DATA LISTING:
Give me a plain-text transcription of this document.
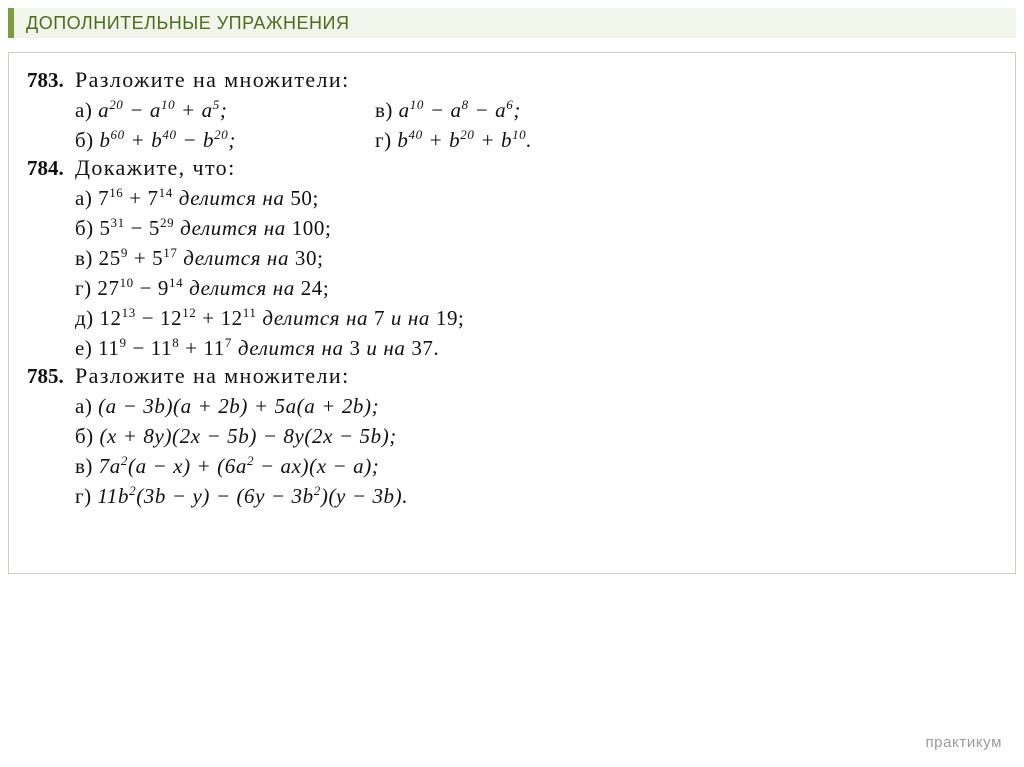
ДОПОЛНИТЕЛЬНЫЕ УПРАЖНЕНИЯ
783. Разложите на множители:
а) $a^{20} - a^{10} + a^5$;	в) $a^{10} - a^8 - a^6$;
б) $b^{60} + b^{40} - b^{20}$;	г) $b^{40} + b^{20} + b^{10}$.
784. Докажите, что:
а) $7^{16} + 7^{14}$ делится на 50;
б) $5^{31} - 5^{29}$ делится на 100;
в) $25^9 + 5^{17}$ делится на 30;
г) $27^{10} - 9^{14}$ делится на 24;
д) $12^{13} - 12^{12} + 12^{11}$ делится на 7 и на 19;
е) $11^9 - 11^8 + 11^7$ делится на 3 и на 37.
785. Разложите на множители:
а) (a − 3b)(a + 2b) + 5a(a + 2b);
б) (x + 8y)(2x − 5b) − 8y(2x − 5b);
в) $7a^2(a - x) + (6a^2 - ax)(x - a)$;
г) $11b^2(3b - y) - (6y - 3b^2)(y - 3b)$.
практикум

REQUEST: Go through the listing above and write it all out exactly, leaving out any picture.

EXPECTED ANSWER:
Give me a plain-text transcription of this document.
ДОПОЛНИТЕЛЬНЫЕ УПРАЖНЕНИЯ
783. Разложите на множители:
а) $a^{20} - a^{10} + a^5$;	в) $a^{10} - a^8 - a^6$;
б) $b^{60} + b^{40} - b^{20}$;	г) $b^{40} + b^{20} + b^{10}$.
784. Докажите, что:
а) $7^{16} + 7^{14}$ делится на 50;
б) $5^{31} - 5^{29}$ делится на 100;
в) $25^9 + 5^{17}$ делится на 30;
г) $27^{10} - 9^{14}$ делится на 24;
д) $12^{13} - 12^{12} + 12^{11}$ делится на 7 и на 19;
е) $11^9 - 11^8 + 11^7$ делится на 3 и на 37.
785. Разложите на множители:
а) (a − 3b)(a + 2b) + 5a(a + 2b);
б) (x + 8y)(2x − 5b) − 8y(2x − 5b);
в) $7a^2(a - x) + (6a^2 - ax)(x - a)$;
г) $11b^2(3b - y) - (6y - 3b^2)(y - 3b)$.
практикум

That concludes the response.